Given text
Hmmm... I really like Shelfari. I think it has a cooler 'bookcase' look than goodreads. Both very good sites. But I cannot get Shelfari to import my Amazon wishlist. I have one hard bound collection-type book in my wishlist and lots of Kindle books. It imports the hardbound book with no problem, but not the Kindles. Any thoughts?


----------



## nelamvr6 (Jan 29, 2009)

Is there a way to export your goodreads book list?


----------



## Cuechick (Oct 28, 2008)

Britt said:


> On Facebook there is an application (I think it's called Visual Bookshelf) where you can keep track of books you've read, want to read, own, are currently reading, etc. and rate them as well as write reviews. Mine only has a little more than 100, just the ones I could think of off the top of my head, because I don't have the patience or the memory to think back to every single book I've ever read! There is also a website called Daytum (http://www.daytum.com) that lets you keep track of any kind of data you want via graphs, lists, etc. It's still in beta mode, though, so it takes a while to get an invite, but it's pretty cool. Once I get my Kindle I'm going to start keeping track of all kinds of Kindle-related things!


I love visual bookshelf, it is my favorite Facebook app. I also keep track using my stickies, a mac app. That one is more for a quick reference for myself, so I do not buy the same book!


----------

Description of the task
Can you rewrite the book-tracking thread from "## Cuechick (Oct" to "of Kindle-related things!", renaming "Facebook" to "MySpace"? These items come from a different source than the thread above.

Provided material

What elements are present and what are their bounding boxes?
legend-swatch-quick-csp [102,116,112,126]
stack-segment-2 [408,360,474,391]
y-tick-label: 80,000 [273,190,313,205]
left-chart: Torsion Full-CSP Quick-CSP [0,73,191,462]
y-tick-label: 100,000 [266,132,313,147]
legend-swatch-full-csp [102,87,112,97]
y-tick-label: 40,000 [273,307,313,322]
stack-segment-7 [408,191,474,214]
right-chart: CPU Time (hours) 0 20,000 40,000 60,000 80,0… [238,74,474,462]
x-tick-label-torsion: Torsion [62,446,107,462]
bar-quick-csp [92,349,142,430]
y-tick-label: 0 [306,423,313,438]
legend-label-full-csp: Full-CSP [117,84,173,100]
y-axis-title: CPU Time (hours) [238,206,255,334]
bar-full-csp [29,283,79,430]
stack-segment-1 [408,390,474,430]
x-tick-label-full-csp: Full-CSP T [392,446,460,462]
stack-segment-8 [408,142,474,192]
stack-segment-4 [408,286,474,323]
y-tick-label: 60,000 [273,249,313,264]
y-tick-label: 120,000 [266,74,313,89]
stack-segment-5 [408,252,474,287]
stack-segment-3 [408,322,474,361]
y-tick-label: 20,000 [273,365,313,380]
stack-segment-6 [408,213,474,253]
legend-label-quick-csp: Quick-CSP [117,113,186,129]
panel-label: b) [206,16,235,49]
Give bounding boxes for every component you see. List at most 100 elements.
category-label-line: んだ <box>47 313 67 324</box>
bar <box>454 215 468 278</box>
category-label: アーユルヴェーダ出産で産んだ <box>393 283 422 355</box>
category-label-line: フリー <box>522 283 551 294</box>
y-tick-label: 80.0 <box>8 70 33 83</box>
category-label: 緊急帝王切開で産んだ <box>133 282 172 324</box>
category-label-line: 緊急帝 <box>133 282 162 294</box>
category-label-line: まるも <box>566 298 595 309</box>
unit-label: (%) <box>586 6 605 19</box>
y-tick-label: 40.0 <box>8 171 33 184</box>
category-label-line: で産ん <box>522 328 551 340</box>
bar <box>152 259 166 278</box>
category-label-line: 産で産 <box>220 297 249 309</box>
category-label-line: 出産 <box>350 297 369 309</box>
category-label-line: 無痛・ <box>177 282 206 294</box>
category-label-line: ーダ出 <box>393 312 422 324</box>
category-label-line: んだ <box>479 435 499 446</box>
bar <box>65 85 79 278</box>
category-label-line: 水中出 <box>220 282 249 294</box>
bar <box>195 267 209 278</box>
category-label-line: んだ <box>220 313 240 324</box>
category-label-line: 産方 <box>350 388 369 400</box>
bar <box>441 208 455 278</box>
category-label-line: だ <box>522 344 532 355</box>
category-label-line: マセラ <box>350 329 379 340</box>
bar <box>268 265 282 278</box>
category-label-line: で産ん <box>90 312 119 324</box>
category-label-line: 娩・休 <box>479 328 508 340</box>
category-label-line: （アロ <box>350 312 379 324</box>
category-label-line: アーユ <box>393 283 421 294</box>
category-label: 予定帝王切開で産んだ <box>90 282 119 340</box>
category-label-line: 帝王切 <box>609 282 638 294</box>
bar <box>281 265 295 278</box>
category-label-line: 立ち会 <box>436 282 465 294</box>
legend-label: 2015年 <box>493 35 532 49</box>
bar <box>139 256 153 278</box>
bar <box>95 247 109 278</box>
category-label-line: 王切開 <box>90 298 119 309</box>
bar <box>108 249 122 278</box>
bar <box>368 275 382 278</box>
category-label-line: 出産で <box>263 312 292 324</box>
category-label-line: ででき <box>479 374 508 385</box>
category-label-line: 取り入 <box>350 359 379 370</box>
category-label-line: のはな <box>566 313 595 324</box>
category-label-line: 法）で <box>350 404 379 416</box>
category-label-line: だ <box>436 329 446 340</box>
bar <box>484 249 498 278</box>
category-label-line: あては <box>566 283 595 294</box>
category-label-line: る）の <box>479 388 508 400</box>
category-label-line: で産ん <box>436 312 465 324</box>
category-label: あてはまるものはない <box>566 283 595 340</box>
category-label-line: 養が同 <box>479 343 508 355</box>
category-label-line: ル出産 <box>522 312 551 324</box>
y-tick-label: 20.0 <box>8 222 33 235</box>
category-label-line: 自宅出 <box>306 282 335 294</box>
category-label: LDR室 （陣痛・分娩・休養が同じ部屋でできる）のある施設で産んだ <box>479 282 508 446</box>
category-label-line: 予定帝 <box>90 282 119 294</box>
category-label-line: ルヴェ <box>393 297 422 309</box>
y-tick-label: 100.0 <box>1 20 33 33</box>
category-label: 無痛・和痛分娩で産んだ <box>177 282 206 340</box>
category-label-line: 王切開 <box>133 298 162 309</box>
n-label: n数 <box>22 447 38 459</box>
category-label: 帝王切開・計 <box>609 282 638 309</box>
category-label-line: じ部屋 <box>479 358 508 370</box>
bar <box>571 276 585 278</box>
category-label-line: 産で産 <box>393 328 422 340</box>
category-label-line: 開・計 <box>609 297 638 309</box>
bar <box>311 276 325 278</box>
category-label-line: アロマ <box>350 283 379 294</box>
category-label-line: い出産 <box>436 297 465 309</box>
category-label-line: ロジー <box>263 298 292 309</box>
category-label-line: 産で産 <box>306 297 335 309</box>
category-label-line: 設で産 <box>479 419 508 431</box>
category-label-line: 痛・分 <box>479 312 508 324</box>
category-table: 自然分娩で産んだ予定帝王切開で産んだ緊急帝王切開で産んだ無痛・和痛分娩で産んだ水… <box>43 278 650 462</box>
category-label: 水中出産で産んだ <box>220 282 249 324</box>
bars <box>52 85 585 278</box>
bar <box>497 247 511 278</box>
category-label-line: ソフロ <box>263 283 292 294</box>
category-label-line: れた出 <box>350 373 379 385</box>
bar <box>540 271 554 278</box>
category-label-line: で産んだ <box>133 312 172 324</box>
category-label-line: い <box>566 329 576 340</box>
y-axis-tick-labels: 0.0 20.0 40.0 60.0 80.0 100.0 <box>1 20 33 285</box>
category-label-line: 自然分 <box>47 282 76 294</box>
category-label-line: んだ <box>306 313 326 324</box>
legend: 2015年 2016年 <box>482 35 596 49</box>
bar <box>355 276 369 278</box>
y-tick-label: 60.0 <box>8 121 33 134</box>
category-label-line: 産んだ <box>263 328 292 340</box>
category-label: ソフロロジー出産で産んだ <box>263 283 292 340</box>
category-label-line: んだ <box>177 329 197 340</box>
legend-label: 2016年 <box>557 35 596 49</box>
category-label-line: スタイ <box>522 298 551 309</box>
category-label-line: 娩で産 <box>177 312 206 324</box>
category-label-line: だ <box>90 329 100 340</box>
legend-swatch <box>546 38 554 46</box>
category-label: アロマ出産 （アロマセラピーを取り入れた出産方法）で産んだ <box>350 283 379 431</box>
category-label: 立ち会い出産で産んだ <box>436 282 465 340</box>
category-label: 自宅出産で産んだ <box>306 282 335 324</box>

In response
## Cuechick (Oct 28, 2008)

Britt said:


> On MySpace there is an application (I think it's called Visual Bookshelf) where you can keep track of books you've read, want to read, own, are currently reading, etc. and rate them as well as write reviews. Mine only has a little more than 100, just the ones I could think of off the top of my head, because I don't have the patience or the memory to think back to every single book I've ever read! There is also a website called Daytum (http://www.daytum.com) that lets you keep track of any kind of data you want via graphs, lists, etc. It's still in beta mode, though, so it takes a while to get an invite, but it's pretty cool. Once I get my Kindle I'm going to start keeping track of all kinds of Kindle-related things!